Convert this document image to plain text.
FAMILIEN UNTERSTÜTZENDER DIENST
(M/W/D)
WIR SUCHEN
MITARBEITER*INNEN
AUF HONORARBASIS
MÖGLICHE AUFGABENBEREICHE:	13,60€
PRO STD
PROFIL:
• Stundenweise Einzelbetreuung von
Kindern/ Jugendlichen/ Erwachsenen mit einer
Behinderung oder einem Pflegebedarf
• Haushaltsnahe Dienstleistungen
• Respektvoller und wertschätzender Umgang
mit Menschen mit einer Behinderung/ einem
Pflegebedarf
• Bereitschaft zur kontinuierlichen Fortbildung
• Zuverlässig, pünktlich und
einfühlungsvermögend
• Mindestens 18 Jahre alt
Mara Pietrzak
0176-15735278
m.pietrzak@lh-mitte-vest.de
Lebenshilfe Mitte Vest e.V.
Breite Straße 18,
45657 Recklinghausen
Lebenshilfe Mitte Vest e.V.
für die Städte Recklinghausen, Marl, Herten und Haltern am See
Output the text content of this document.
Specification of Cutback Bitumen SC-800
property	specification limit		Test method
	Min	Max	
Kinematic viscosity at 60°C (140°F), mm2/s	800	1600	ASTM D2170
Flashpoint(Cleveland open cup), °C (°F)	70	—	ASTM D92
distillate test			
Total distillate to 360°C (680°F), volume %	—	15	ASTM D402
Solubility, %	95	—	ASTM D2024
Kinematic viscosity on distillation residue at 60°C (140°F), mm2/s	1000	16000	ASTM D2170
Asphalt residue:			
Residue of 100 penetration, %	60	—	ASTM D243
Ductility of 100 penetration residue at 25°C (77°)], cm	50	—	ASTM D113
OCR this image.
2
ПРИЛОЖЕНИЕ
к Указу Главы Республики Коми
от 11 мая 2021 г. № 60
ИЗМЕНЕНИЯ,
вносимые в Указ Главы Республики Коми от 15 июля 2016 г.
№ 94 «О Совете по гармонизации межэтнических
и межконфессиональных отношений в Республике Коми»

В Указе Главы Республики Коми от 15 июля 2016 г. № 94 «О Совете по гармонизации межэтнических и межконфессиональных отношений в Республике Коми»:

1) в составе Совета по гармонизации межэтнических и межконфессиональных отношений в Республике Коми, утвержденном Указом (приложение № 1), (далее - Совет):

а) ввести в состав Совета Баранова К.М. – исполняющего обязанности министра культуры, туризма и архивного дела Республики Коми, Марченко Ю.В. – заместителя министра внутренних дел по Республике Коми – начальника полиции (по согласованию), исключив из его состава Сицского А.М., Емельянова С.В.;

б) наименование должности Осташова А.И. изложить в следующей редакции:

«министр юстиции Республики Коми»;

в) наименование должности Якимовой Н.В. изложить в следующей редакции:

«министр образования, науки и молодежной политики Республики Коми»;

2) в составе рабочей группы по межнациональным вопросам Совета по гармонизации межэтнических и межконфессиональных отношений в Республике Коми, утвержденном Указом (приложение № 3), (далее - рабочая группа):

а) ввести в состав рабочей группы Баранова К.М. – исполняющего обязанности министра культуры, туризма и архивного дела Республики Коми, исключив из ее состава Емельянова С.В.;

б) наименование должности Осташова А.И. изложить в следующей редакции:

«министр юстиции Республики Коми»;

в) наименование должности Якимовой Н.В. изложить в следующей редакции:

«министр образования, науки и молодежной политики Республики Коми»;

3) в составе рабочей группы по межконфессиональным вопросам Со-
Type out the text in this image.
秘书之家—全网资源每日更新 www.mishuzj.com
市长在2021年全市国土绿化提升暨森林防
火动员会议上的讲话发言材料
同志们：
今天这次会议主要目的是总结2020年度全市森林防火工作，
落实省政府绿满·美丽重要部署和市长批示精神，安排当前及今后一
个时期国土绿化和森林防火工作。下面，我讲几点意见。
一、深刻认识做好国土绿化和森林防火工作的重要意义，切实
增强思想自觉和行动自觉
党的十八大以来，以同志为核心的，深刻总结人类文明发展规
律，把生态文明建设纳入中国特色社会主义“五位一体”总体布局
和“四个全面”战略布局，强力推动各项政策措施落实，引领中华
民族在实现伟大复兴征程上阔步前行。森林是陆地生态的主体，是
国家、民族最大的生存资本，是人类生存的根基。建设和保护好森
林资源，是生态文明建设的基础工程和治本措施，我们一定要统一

====

→ **JOB**
Repeat the data above, word for word.

→ **RESULT OF THE EXERCISE**
Convert this document image to plain text.
FAMILIEN UNTERSTÜTZENDER DIENST
(M/W/D)
WIR SUCHEN
MITARBEITER*INNEN
AUF HONORARBASIS
MÖGLICHE AUFGABENBEREICHE:	13,60€
PRO STD
PROFIL:
• Stundenweise Einzelbetreuung von
Kindern/ Jugendlichen/ Erwachsenen mit einer
Behinderung oder einem Pflegebedarf
• Haushaltsnahe Dienstleistungen
• Respektvoller und wertschätzender Umgang
mit Menschen mit einer Behinderung/ einem
Pflegebedarf
• Bereitschaft zur kontinuierlichen Fortbildung
• Zuverlässig, pünktlich und
einfühlungsvermögend
• Mindestens 18 Jahre alt
Mara Pietrzak
0176-15735278
m.pietrzak@lh-mitte-vest.de
Lebenshilfe Mitte Vest e.V.
Breite Straße 18,
45657 Recklinghausen
Lebenshilfe Mitte Vest e.V.
für die Städte Recklinghausen, Marl, Herten und Haltern am See
Output the text content of this document.
Specification of Cutback Bitumen SC-800
property	specification limit		Test method
	Min	Max	
Kinematic viscosity at 60°C (140°F), mm2/s	800	1600	ASTM D2170
Flashpoint(Cleveland open cup), °C (°F)	70	—	ASTM D92
distillate test			
Total distillate to 360°C (680°F), volume %	—	15	ASTM D402
Solubility, %	95	—	ASTM D2024
Kinematic viscosity on distillation residue at 60°C (140°F), mm2/s	1000	16000	ASTM D2170
Asphalt residue:			
Residue of 100 penetration, %	60	—	ASTM D243
Ductility of 100 penetration residue at 25°C (77°)], cm	50	—	ASTM D113
OCR this image.
2
ПРИЛОЖЕНИЕ
к Указу Главы Республики Коми
от 11 мая 2021 г. № 60
ИЗМЕНЕНИЯ,
вносимые в Указ Главы Республики Коми от 15 июля 2016 г.
№ 94 «О Совете по гармонизации межэтнических
и межконфессиональных отношений в Республике Коми»

В Указе Главы Республики Коми от 15 июля 2016 г. № 94 «О Совете по гармонизации межэтнических и межконфессиональных отношений в Республике Коми»:

1) в составе Совета по гармонизации межэтнических и межконфессиональных отношений в Республике Коми, утвержденном Указом (приложение № 1), (далее - Совет):

а) ввести в состав Совета Баранова К.М. – исполняющего обязанности министра культуры, туризма и архивного дела Республики Коми, Марченко Ю.В. – заместителя министра внутренних дел по Республике Коми – начальника полиции (по согласованию), исключив из его состава Сицского А.М., Емельянова С.В.;

б) наименование должности Осташова А.И. изложить в следующей редакции:

«министр юстиции Республики Коми»;

в) наименование должности Якимовой Н.В. изложить в следующей редакции:

«министр образования, науки и молодежной политики Республики Коми»;

2) в составе рабочей группы по межнациональным вопросам Совета по гармонизации межэтнических и межконфессиональных отношений в Республике Коми, утвержденном Указом (приложение № 3), (далее - рабочая группа):

а) ввести в состав рабочей группы Баранова К.М. – исполняющего обязанности министра культуры, туризма и архивного дела Республики Коми, исключив из ее состава Емельянова С.В.;

б) наименование должности Осташова А.И. изложить в следующей редакции:

«министр юстиции Республики Коми»;

в) наименование должности Якимовой Н.В. изложить в следующей редакции:

«министр образования, науки и молодежной политики Республики Коми»;

3) в составе рабочей группы по межконфессиональным вопросам Со-
Type out the text in this image.
秘书之家—全网资源每日更新 www.mishuzj.com
市长在2021年全市国土绿化提升暨森林防
火动员会议上的讲话发言材料
同志们：
今天这次会议主要目的是总结2020年度全市森林防火工作，
落实省政府绿满·美丽重要部署和市长批示精神，安排当前及今后一
个时期国土绿化和森林防火工作。下面，我讲几点意见。
一、深刻认识做好国土绿化和森林防火工作的重要意义，切实
增强思想自觉和行动自觉
党的十八大以来，以同志为核心的，深刻总结人类文明发展规
律，把生态文明建设纳入中国特色社会主义“五位一体”总体布局
和“四个全面”战略布局，强力推动各项政策措施落实，引领中华
民族在实现伟大复兴征程上阔步前行。森林是陆地生态的主体，是
国家、民族最大的生存资本，是人类生存的根基。建设和保护好森
林资源，是生态文明建设的基础工程和治本措施，我们一定要统一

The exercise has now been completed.